• Required task: Write out each line word for word. Drop pictures.

• Information provided:
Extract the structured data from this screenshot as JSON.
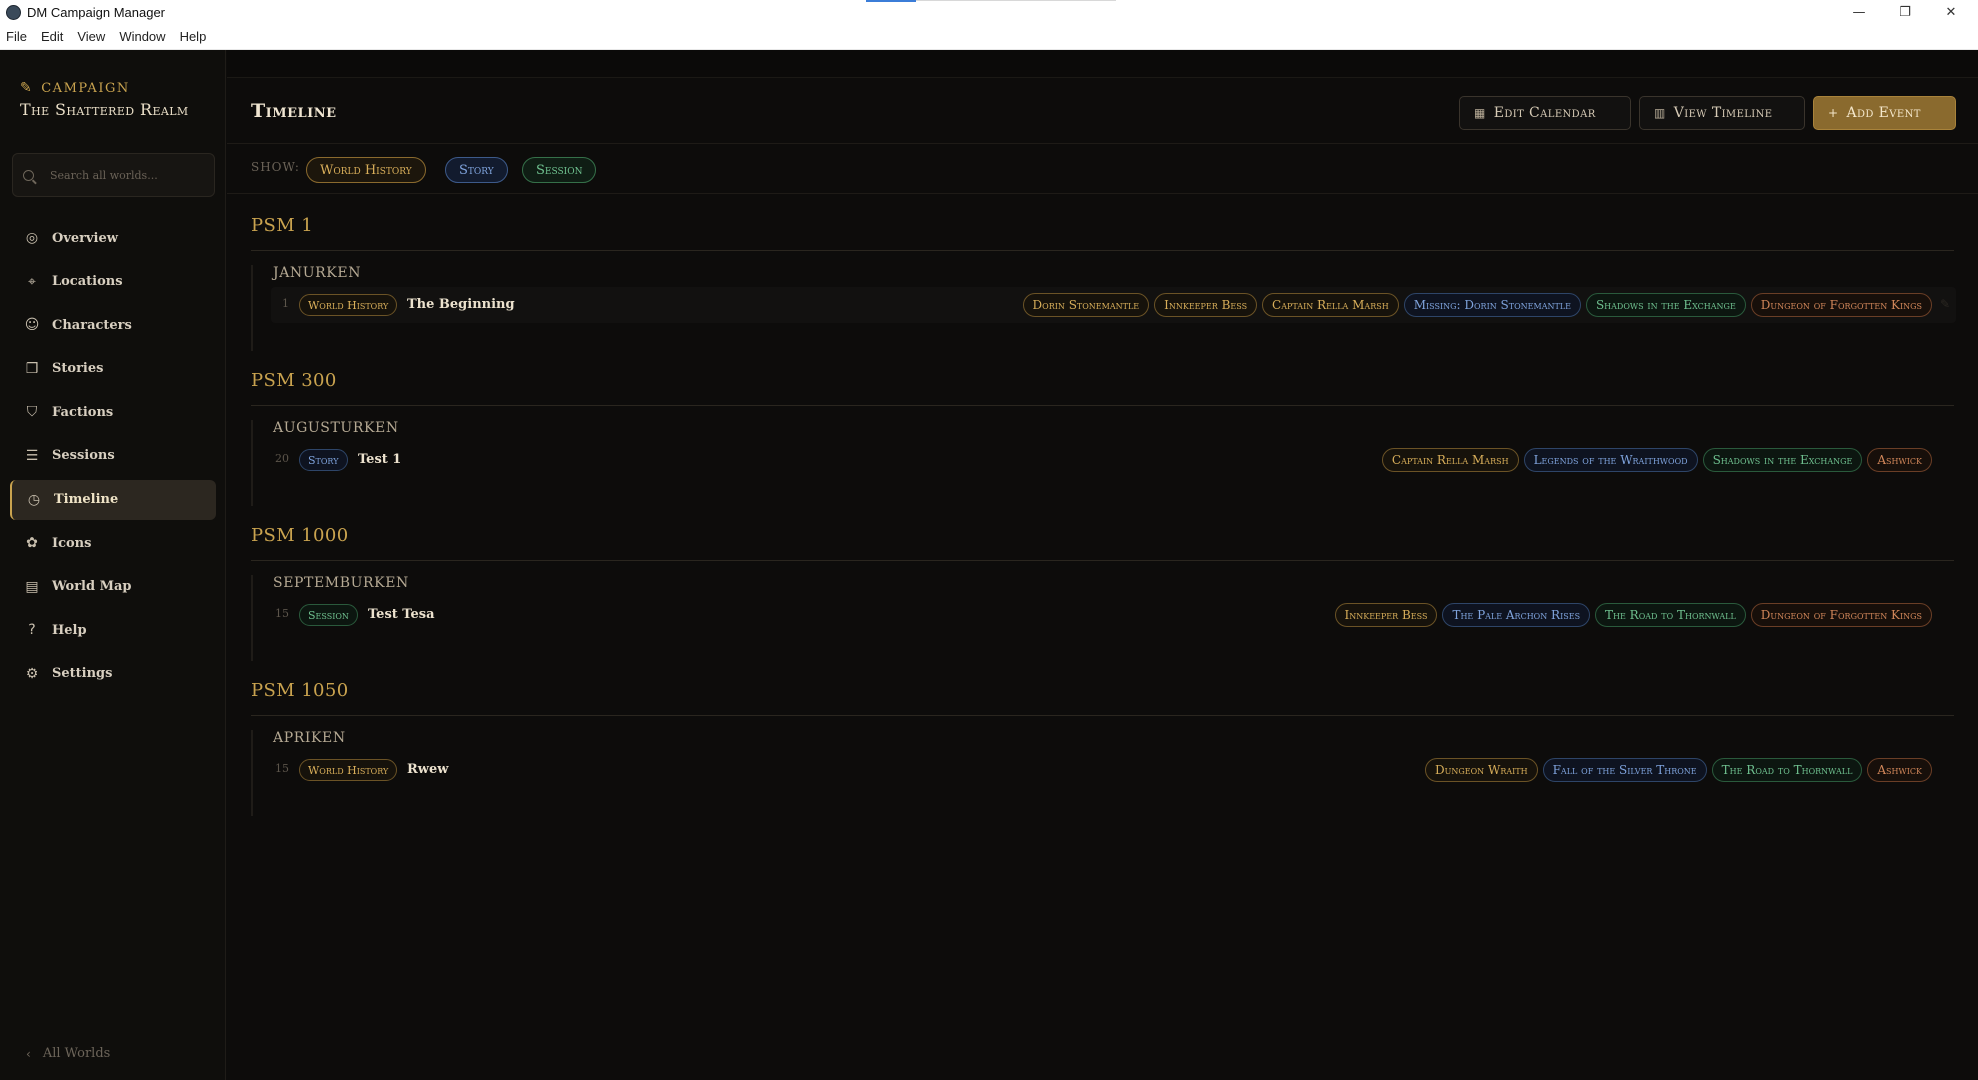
{
  "window": {
    "title": "DM Campaign Manager",
    "controls": {
      "minimize": "—",
      "restore": "❐",
      "close": "✕"
    }
  },
  "menu": [
    "File",
    "Edit",
    "View",
    "Window",
    "Help"
  ],
  "sidebar": {
    "campaign_label": "CAMPAIGN",
    "campaign_name": "The Shattered Realm",
    "search_placeholder": "Search all worlds...",
    "items": [
      {
        "label": "Overview",
        "icon": "globe-icon",
        "glyph": "◎"
      },
      {
        "label": "Locations",
        "icon": "map-pin-icon",
        "glyph": "⌖"
      },
      {
        "label": "Characters",
        "icon": "users-icon",
        "glyph": "☺"
      },
      {
        "label": "Stories",
        "icon": "book-icon",
        "glyph": "❒"
      },
      {
        "label": "Factions",
        "icon": "shield-icon",
        "glyph": "⛉"
      },
      {
        "label": "Sessions",
        "icon": "scroll-icon",
        "glyph": "☰"
      },
      {
        "label": "Timeline",
        "icon": "clock-icon",
        "glyph": "◷",
        "active": true
      },
      {
        "label": "Icons",
        "icon": "palette-icon",
        "glyph": "✿"
      },
      {
        "label": "World Map",
        "icon": "map-icon",
        "glyph": "▤"
      },
      {
        "label": "Help",
        "icon": "help-icon",
        "glyph": "?"
      },
      {
        "label": "Settings",
        "icon": "gear-icon",
        "glyph": "⚙"
      }
    ],
    "back_label": "All Worlds"
  },
  "header": {
    "title": "Timeline",
    "edit_calendar": "Edit Calendar",
    "view_timeline": "View Timeline",
    "add_event": "Add Event"
  },
  "filters": {
    "show_label": "SHOW:",
    "chips": [
      "World History",
      "Story",
      "Session"
    ]
  },
  "timeline": [
    {
      "year": "PSM 1",
      "month": "JANURKEN",
      "day": "1",
      "type": "World History",
      "title": "The Beginning",
      "tags": [
        {
          "label": "Dorin Stonemantle",
          "kind": "gold"
        },
        {
          "label": "Innkeeper Bess",
          "kind": "gold"
        },
        {
          "label": "Captain Rella Marsh",
          "kind": "gold"
        },
        {
          "label": "Missing: Dorin Stonemantle",
          "kind": "blue"
        },
        {
          "label": "Shadows in the Exchange",
          "kind": "green"
        },
        {
          "label": "Dungeon of Forgotten Kings",
          "kind": "orange"
        }
      ]
    },
    {
      "year": "PSM 300",
      "month": "AUGUSTURKEN",
      "day": "20",
      "type": "Story",
      "title": "Test 1",
      "tags": [
        {
          "label": "Captain Rella Marsh",
          "kind": "gold"
        },
        {
          "label": "Legends of the Wraithwood",
          "kind": "blue"
        },
        {
          "label": "Shadows in the Exchange",
          "kind": "green"
        },
        {
          "label": "Ashwick",
          "kind": "orange"
        }
      ]
    },
    {
      "year": "PSM 1000",
      "month": "SEPTEMBURKEN",
      "day": "15",
      "type": "Session",
      "title": "Test Tesa",
      "tags": [
        {
          "label": "Innkeeper Bess",
          "kind": "gold"
        },
        {
          "label": "The Pale Archon Rises",
          "kind": "blue"
        },
        {
          "label": "The Road to Thornwall",
          "kind": "green"
        },
        {
          "label": "Dungeon of Forgotten Kings",
          "kind": "orange"
        }
      ]
    },
    {
      "year": "PSM 1050",
      "month": "APRIKEN",
      "day": "15",
      "type": "World History",
      "title": "Rwew",
      "tags": [
        {
          "label": "Dungeon Wraith",
          "kind": "gold"
        },
        {
          "label": "Fall of the Silver Throne",
          "kind": "blue"
        },
        {
          "label": "The Road to Thornwall",
          "kind": "green"
        },
        {
          "label": "Ashwick",
          "kind": "orange"
        }
      ]
    }
  ],
  "colors": {
    "accent_gold": "#c9a34f",
    "world_history": "#d8ae5a",
    "story": "#7fa3dc",
    "session": "#6fc08f",
    "location": "#d2875a"
  }
}
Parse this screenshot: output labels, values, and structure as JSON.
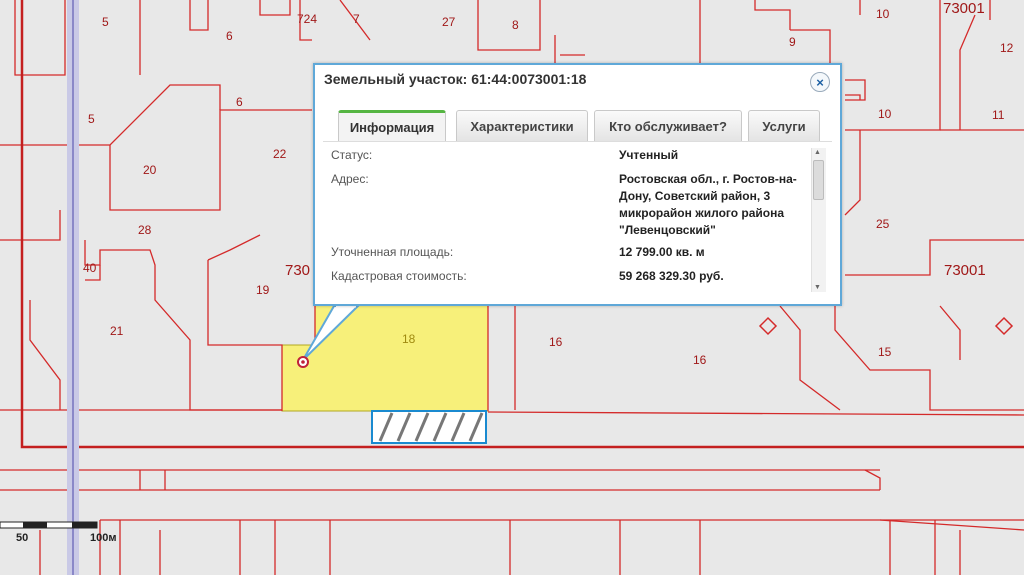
{
  "map": {
    "plot_numbers": [
      "5",
      "6",
      "724",
      "7",
      "27",
      "8",
      "9",
      "10",
      "73001",
      "12",
      "5",
      "6",
      "10",
      "11",
      "20",
      "22",
      "28",
      "25",
      "40",
      "730",
      "19",
      "73001",
      "21",
      "18",
      "16",
      "16",
      "15"
    ],
    "scale": {
      "label_50": "50",
      "label_100": "100м"
    }
  },
  "popup": {
    "title": "Земельный участок: 61:44:0073001:18",
    "close_symbol": "×",
    "tabs": [
      {
        "label": "Информация",
        "active": true
      },
      {
        "label": "Характеристики",
        "active": false
      },
      {
        "label": "Кто обслуживает?",
        "active": false
      },
      {
        "label": "Услуги",
        "active": false
      }
    ],
    "info": {
      "status_label": "Статус:",
      "status_value": "Учтенный",
      "address_label": "Адрес:",
      "address_value": "Ростовская обл., г. Ростов-на-Дону, Советский район, 3 микрорайон жилого района \"Левенцовский\"",
      "area_label": "Уточненная площадь:",
      "area_value": "12 799.00 кв. м",
      "cost_label": "Кадастровая стоимость:",
      "cost_value": "59 268 329.30 руб."
    }
  },
  "colors": {
    "boundary": "#d42a2a",
    "selected_fill": "#f7f07a",
    "popup_border": "#5fa8d8",
    "active_tab_accent": "#55b542"
  }
}
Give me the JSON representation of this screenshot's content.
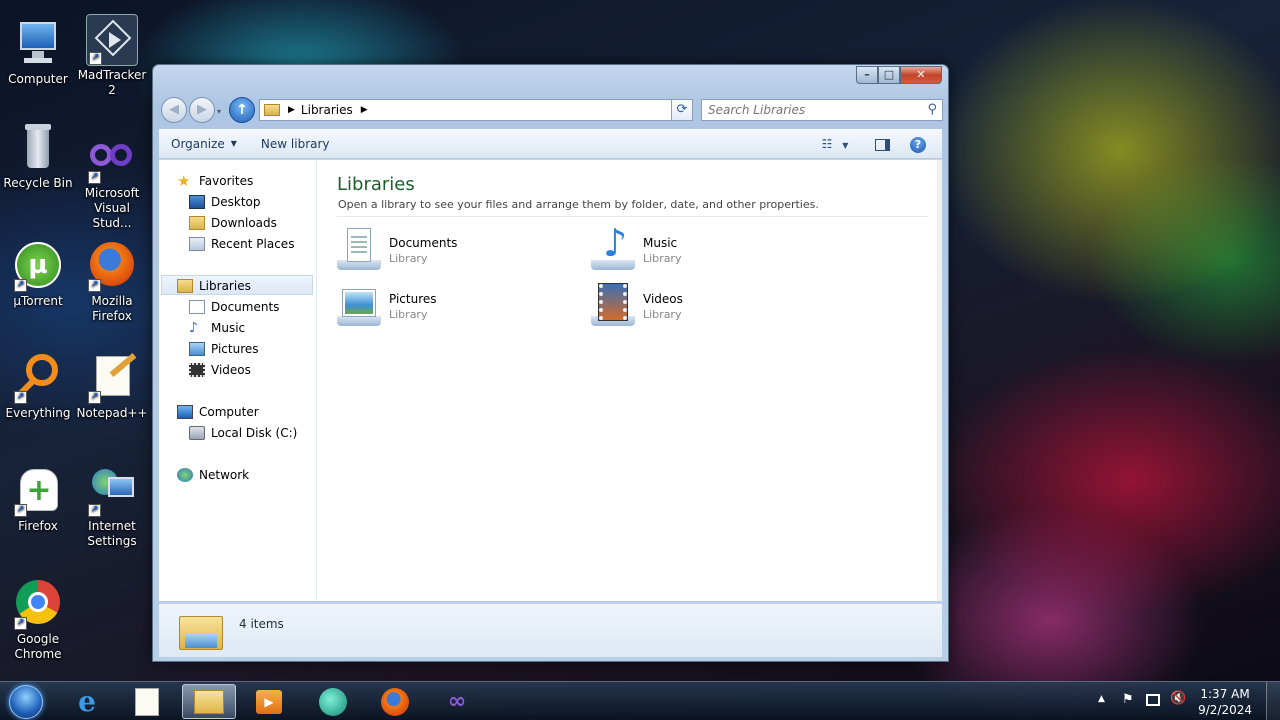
{
  "desktop": {
    "icons": [
      {
        "label": "Computer"
      },
      {
        "label": "MadTracker 2"
      },
      {
        "label": "Recycle Bin"
      },
      {
        "label": "Microsoft Visual Stud..."
      },
      {
        "label": "µTorrent"
      },
      {
        "label": "Mozilla Firefox"
      },
      {
        "label": "Everything"
      },
      {
        "label": "Notepad++"
      },
      {
        "label": "Firefox"
      },
      {
        "label": "Internet Settings"
      },
      {
        "label": "Google Chrome"
      }
    ]
  },
  "window": {
    "address": {
      "crumb": "Libraries"
    },
    "search": {
      "placeholder": "Search Libraries"
    },
    "toolbar": {
      "organize": "Organize",
      "new_library": "New library"
    },
    "nav": {
      "favorites": "Favorites",
      "desktop": "Desktop",
      "downloads": "Downloads",
      "recent": "Recent Places",
      "libraries": "Libraries",
      "documents": "Documents",
      "music": "Music",
      "pictures": "Pictures",
      "videos": "Videos",
      "computer": "Computer",
      "local_disk": "Local Disk (C:)",
      "network": "Network"
    },
    "content": {
      "title": "Libraries",
      "subtitle": "Open a library to see your files and arrange them by folder, date, and other properties.",
      "items": [
        {
          "name": "Documents",
          "type": "Library"
        },
        {
          "name": "Music",
          "type": "Library"
        },
        {
          "name": "Pictures",
          "type": "Library"
        },
        {
          "name": "Videos",
          "type": "Library"
        }
      ]
    },
    "status": {
      "count": "4 items"
    }
  },
  "taskbar": {
    "clock": {
      "time": "1:37 AM",
      "date": "9/2/2024"
    }
  },
  "colors": {
    "title_green": "#1e5d2c",
    "nav_selected": "#dbe8f6",
    "close_red": "#c2452b"
  }
}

• Reply to the exercise:
Extract the structured data from this screenshot as JSON.
{
  "window": {
    "title": "DM Campaign Manager",
    "controls": {
      "minimize": "—",
      "restore": "❐",
      "close": "✕"
    }
  },
  "menu": [
    "File",
    "Edit",
    "View",
    "Window",
    "Help"
  ],
  "sidebar": {
    "campaign_label": "CAMPAIGN",
    "campaign_name": "The Shattered Realm",
    "search_placeholder": "Search all worlds...",
    "items": [
      {
        "label": "Overview",
        "icon": "globe-icon",
        "glyph": "◎"
      },
      {
        "label": "Locations",
        "icon": "map-pin-icon",
        "glyph": "⌖"
      },
      {
        "label": "Characters",
        "icon": "users-icon",
        "glyph": "☺"
      },
      {
        "label": "Stories",
        "icon": "book-icon",
        "glyph": "❒"
      },
      {
        "label": "Factions",
        "icon": "shield-icon",
        "glyph": "⛉"
      },
      {
        "label": "Sessions",
        "icon": "scroll-icon",
        "glyph": "☰"
      },
      {
        "label": "Timeline",
        "icon": "clock-icon",
        "glyph": "◷",
        "active": true
      },
      {
        "label": "Icons",
        "icon": "palette-icon",
        "glyph": "✿"
      },
      {
        "label": "World Map",
        "icon": "map-icon",
        "glyph": "▤"
      },
      {
        "label": "Help",
        "icon": "help-icon",
        "glyph": "?"
      },
      {
        "label": "Settings",
        "icon": "gear-icon",
        "glyph": "⚙"
      }
    ],
    "back_label": "All Worlds"
  },
  "header": {
    "title": "Timeline",
    "edit_calendar": "Edit Calendar",
    "view_timeline": "View Timeline",
    "add_event": "Add Event"
  },
  "filters": {
    "show_label": "SHOW:",
    "chips": [
      "World History",
      "Story",
      "Session"
    ]
  },
  "timeline": [
    {
      "year": "PSM 1",
      "month": "JANURKEN",
      "day": "1",
      "type": "World History",
      "title": "The Beginning",
      "tags": [
        {
          "label": "Dorin Stonemantle",
          "kind": "gold"
        },
        {
          "label": "Innkeeper Bess",
          "kind": "gold"
        },
        {
          "label": "Captain Rella Marsh",
          "kind": "gold"
        },
        {
          "label": "Missing: Dorin Stonemantle",
          "kind": "blue"
        },
        {
          "label": "Shadows in the Exchange",
          "kind": "green"
        },
        {
          "label": "Dungeon of Forgotten Kings",
          "kind": "orange"
        }
      ]
    },
    {
      "year": "PSM 300",
      "month": "AUGUSTURKEN",
      "day": "20",
      "type": "Story",
      "title": "Test 1",
      "tags": [
        {
          "label": "Captain Rella Marsh",
          "kind": "gold"
        },
        {
          "label": "Legends of the Wraithwood",
          "kind": "blue"
        },
        {
          "label": "Shadows in the Exchange",
          "kind": "green"
        },
        {
          "label": "Ashwick",
          "kind": "orange"
        }
      ]
    },
    {
      "year": "PSM 1000",
      "month": "SEPTEMBURKEN",
      "day": "15",
      "type": "Session",
      "title": "Test Tesa",
      "tags": [
        {
          "label": "Innkeeper Bess",
          "kind": "gold"
        },
        {
          "label": "The Pale Archon Rises",
          "kind": "blue"
        },
        {
          "label": "The Road to Thornwall",
          "kind": "green"
        },
        {
          "label": "Dungeon of Forgotten Kings",
          "kind": "orange"
        }
      ]
    },
    {
      "year": "PSM 1050",
      "month": "APRIKEN",
      "day": "15",
      "type": "World History",
      "title": "Rwew",
      "tags": [
        {
          "label": "Dungeon Wraith",
          "kind": "gold"
        },
        {
          "label": "Fall of the Silver Throne",
          "kind": "blue"
        },
        {
          "label": "The Road to Thornwall",
          "kind": "green"
        },
        {
          "label": "Ashwick",
          "kind": "orange"
        }
      ]
    }
  ],
  "colors": {
    "accent_gold": "#c9a34f",
    "world_history": "#d8ae5a",
    "story": "#7fa3dc",
    "session": "#6fc08f",
    "location": "#d2875a"
  }
}
Parse this screenshot: output labels, values, and structure as JSON.
{
  "map": {
    "plot_numbers": [
      "5",
      "6",
      "724",
      "7",
      "27",
      "8",
      "9",
      "10",
      "73001",
      "12",
      "5",
      "6",
      "10",
      "11",
      "20",
      "22",
      "28",
      "25",
      "40",
      "730",
      "19",
      "73001",
      "21",
      "18",
      "16",
      "16",
      "15"
    ],
    "scale": {
      "label_50": "50",
      "label_100": "100м"
    }
  },
  "popup": {
    "title": "Земельный участок: 61:44:0073001:18",
    "close_symbol": "×",
    "tabs": [
      {
        "label": "Информация",
        "active": true
      },
      {
        "label": "Характеристики",
        "active": false
      },
      {
        "label": "Кто обслуживает?",
        "active": false
      },
      {
        "label": "Услуги",
        "active": false
      }
    ],
    "info": {
      "status_label": "Статус:",
      "status_value": "Учтенный",
      "address_label": "Адрес:",
      "address_value": "Ростовская обл., г. Ростов-на-Дону, Советский район, 3 микрорайон жилого района \"Левенцовский\"",
      "area_label": "Уточненная площадь:",
      "area_value": "12 799.00 кв. м",
      "cost_label": "Кадастровая стоимость:",
      "cost_value": "59 268 329.30 руб."
    }
  },
  "colors": {
    "boundary": "#d42a2a",
    "selected_fill": "#f7f07a",
    "popup_border": "#5fa8d8",
    "active_tab_accent": "#55b542"
  }
}
Give me the JSON representation of this screenshot's content.
{
  "desktop": {
    "icons": [
      {
        "label": "Computer"
      },
      {
        "label": "MadTracker 2"
      },
      {
        "label": "Recycle Bin"
      },
      {
        "label": "Microsoft Visual Stud..."
      },
      {
        "label": "µTorrent"
      },
      {
        "label": "Mozilla Firefox"
      },
      {
        "label": "Everything"
      },
      {
        "label": "Notepad++"
      },
      {
        "label": "Firefox"
      },
      {
        "label": "Internet Settings"
      },
      {
        "label": "Google Chrome"
      }
    ]
  },
  "window": {
    "address": {
      "crumb": "Libraries"
    },
    "search": {
      "placeholder": "Search Libraries"
    },
    "toolbar": {
      "organize": "Organize",
      "new_library": "New library"
    },
    "nav": {
      "favorites": "Favorites",
      "desktop": "Desktop",
      "downloads": "Downloads",
      "recent": "Recent Places",
      "libraries": "Libraries",
      "documents": "Documents",
      "music": "Music",
      "pictures": "Pictures",
      "videos": "Videos",
      "computer": "Computer",
      "local_disk": "Local Disk (C:)",
      "network": "Network"
    },
    "content": {
      "title": "Libraries",
      "subtitle": "Open a library to see your files and arrange them by folder, date, and other properties.",
      "items": [
        {
          "name": "Documents",
          "type": "Library"
        },
        {
          "name": "Music",
          "type": "Library"
        },
        {
          "name": "Pictures",
          "type": "Library"
        },
        {
          "name": "Videos",
          "type": "Library"
        }
      ]
    },
    "status": {
      "count": "4 items"
    }
  },
  "taskbar": {
    "clock": {
      "time": "1:37 AM",
      "date": "9/2/2024"
    }
  },
  "colors": {
    "title_green": "#1e5d2c",
    "nav_selected": "#dbe8f6",
    "close_red": "#c2452b"
  }
}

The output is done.